§ TASK BRIEF: Extract all lines that hold "Church" from the records below.

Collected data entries
----------

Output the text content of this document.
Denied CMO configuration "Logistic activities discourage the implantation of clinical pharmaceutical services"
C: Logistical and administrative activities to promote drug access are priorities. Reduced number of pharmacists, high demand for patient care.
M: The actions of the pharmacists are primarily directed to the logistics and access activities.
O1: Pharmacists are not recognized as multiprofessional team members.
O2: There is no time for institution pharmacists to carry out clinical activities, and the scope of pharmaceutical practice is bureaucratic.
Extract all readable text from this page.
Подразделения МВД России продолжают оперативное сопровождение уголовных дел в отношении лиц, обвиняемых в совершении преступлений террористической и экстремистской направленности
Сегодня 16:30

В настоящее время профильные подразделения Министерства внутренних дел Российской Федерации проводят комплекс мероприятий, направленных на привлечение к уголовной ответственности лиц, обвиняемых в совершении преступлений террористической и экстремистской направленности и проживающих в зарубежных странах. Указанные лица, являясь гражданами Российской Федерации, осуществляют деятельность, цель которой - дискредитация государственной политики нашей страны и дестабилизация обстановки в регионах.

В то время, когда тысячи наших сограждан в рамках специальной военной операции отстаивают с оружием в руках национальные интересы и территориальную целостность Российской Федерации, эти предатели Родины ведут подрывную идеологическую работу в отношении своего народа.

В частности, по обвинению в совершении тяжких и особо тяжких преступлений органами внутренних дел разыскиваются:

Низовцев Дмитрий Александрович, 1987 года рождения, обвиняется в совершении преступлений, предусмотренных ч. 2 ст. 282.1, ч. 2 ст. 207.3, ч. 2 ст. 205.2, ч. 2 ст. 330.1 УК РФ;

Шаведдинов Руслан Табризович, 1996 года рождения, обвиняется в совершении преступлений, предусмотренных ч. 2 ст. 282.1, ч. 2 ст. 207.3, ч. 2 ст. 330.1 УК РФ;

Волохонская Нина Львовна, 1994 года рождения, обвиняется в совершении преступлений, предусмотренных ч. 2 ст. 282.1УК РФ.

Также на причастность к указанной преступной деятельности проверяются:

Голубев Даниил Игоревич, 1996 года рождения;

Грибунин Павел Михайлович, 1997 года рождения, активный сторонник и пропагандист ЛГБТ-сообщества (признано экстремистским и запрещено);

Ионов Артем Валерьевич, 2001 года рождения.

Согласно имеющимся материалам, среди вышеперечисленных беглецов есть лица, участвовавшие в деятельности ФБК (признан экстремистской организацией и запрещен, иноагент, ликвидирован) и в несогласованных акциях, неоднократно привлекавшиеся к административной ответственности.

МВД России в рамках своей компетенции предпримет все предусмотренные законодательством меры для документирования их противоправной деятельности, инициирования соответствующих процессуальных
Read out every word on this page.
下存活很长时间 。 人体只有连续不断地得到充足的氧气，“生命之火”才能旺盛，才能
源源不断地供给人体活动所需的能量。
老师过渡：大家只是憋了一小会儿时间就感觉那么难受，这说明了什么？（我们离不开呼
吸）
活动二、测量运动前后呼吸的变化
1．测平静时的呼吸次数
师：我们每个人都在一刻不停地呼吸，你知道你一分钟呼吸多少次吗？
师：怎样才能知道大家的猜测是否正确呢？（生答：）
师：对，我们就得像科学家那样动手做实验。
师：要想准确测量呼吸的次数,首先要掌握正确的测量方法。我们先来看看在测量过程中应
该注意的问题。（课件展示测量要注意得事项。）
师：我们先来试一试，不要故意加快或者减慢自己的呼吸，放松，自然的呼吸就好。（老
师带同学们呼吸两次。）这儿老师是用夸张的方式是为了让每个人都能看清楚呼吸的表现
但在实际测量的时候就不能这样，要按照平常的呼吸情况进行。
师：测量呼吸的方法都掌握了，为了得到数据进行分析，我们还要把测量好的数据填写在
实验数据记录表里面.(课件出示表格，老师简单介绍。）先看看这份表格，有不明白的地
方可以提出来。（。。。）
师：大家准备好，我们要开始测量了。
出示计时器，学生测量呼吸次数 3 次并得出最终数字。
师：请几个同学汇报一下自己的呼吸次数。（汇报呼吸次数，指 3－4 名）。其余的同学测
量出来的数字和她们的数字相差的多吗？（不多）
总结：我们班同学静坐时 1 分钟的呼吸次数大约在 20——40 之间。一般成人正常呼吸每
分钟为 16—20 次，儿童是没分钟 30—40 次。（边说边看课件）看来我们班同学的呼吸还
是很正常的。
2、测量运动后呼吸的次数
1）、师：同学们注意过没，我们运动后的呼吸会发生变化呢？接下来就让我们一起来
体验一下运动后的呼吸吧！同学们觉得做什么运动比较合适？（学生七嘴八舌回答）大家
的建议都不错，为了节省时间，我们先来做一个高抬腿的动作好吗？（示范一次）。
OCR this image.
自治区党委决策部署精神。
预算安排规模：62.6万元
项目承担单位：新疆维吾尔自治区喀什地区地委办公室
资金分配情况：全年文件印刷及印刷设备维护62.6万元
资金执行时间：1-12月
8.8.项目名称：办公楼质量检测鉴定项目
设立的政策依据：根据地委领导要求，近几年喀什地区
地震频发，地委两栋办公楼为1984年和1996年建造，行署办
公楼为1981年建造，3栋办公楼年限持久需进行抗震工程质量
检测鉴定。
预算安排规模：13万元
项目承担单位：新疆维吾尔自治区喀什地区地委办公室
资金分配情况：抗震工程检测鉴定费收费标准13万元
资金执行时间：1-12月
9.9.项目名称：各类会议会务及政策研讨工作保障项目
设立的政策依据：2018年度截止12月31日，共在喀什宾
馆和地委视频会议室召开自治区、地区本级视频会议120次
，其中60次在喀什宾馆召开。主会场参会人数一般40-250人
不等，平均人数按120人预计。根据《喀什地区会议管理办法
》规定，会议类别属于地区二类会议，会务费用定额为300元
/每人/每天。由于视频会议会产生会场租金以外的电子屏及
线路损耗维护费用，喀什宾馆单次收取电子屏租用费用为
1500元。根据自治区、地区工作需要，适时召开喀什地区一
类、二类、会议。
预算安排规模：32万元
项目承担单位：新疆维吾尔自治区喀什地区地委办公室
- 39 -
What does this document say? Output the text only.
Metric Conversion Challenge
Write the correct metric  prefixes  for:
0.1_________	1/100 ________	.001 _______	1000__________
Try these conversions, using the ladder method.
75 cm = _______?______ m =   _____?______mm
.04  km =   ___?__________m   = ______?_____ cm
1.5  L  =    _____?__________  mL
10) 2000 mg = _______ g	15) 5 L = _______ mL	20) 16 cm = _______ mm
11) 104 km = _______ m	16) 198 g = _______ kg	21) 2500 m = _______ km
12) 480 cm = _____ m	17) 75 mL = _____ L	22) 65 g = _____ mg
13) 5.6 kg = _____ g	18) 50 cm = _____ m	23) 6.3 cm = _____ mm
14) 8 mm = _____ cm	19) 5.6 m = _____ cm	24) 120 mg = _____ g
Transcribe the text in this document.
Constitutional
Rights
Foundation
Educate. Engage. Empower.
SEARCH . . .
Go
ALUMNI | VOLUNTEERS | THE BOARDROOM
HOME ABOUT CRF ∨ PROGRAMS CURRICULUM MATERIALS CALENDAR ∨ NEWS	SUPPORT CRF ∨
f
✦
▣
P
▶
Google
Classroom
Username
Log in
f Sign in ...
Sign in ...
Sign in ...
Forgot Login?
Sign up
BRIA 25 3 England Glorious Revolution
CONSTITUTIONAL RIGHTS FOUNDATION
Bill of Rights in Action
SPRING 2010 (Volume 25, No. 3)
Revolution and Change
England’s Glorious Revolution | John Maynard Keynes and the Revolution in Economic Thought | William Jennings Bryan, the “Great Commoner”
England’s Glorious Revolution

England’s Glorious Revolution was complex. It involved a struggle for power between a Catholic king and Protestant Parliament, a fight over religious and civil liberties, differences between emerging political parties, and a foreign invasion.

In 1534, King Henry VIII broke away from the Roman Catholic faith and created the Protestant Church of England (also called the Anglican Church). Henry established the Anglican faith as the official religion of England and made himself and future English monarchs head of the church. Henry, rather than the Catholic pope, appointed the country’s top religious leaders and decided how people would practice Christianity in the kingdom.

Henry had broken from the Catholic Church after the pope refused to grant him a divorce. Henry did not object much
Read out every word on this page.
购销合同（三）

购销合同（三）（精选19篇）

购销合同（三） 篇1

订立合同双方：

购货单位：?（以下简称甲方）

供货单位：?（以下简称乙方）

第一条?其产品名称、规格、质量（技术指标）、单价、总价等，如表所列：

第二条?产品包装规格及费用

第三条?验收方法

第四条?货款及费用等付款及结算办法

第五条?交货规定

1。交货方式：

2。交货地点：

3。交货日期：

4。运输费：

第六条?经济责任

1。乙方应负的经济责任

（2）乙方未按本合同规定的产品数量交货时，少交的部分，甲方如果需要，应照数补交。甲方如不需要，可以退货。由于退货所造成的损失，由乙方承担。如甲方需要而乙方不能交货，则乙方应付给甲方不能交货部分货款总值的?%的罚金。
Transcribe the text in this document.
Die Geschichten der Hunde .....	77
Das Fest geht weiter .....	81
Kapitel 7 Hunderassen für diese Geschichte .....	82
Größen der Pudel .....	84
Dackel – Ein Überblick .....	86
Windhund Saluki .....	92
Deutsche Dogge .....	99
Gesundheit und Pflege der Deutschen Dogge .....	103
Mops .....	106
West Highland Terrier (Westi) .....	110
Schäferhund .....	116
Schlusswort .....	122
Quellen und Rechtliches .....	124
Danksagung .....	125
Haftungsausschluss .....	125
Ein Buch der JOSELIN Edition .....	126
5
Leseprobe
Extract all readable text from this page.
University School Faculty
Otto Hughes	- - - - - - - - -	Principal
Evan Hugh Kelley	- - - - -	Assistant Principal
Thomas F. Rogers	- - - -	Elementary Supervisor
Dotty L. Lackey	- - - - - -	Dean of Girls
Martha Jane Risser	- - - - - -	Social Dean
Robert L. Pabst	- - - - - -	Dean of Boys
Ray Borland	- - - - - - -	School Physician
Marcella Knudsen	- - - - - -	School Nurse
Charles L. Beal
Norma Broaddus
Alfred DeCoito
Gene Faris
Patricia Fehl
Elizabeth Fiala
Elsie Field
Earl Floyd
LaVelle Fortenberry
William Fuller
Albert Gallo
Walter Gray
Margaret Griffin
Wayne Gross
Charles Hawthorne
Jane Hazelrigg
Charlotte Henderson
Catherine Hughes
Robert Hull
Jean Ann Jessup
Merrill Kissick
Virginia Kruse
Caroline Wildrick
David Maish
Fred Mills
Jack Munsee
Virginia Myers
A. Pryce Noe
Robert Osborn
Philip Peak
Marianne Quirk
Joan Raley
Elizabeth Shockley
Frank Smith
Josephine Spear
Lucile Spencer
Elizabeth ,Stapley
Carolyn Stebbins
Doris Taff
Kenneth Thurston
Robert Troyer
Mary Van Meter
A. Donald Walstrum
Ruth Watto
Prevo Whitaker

----------

§ TASK SOLUTION:
In 1534, King Henry VIII broke away from the Roman Catholic faith and created the Protestant Church of England (also called the Anglican Church). Henry established the Anglican faith as the official religion of England and made himself and future English monarchs head of the church. Henry, rather than the Catholic pope, appointed the country’s top religious leaders and decided how people would practice Christianity in the kingdom.
Henry had broken from the Catholic Church after the pope refused to grant him a divorce. Henry did not object much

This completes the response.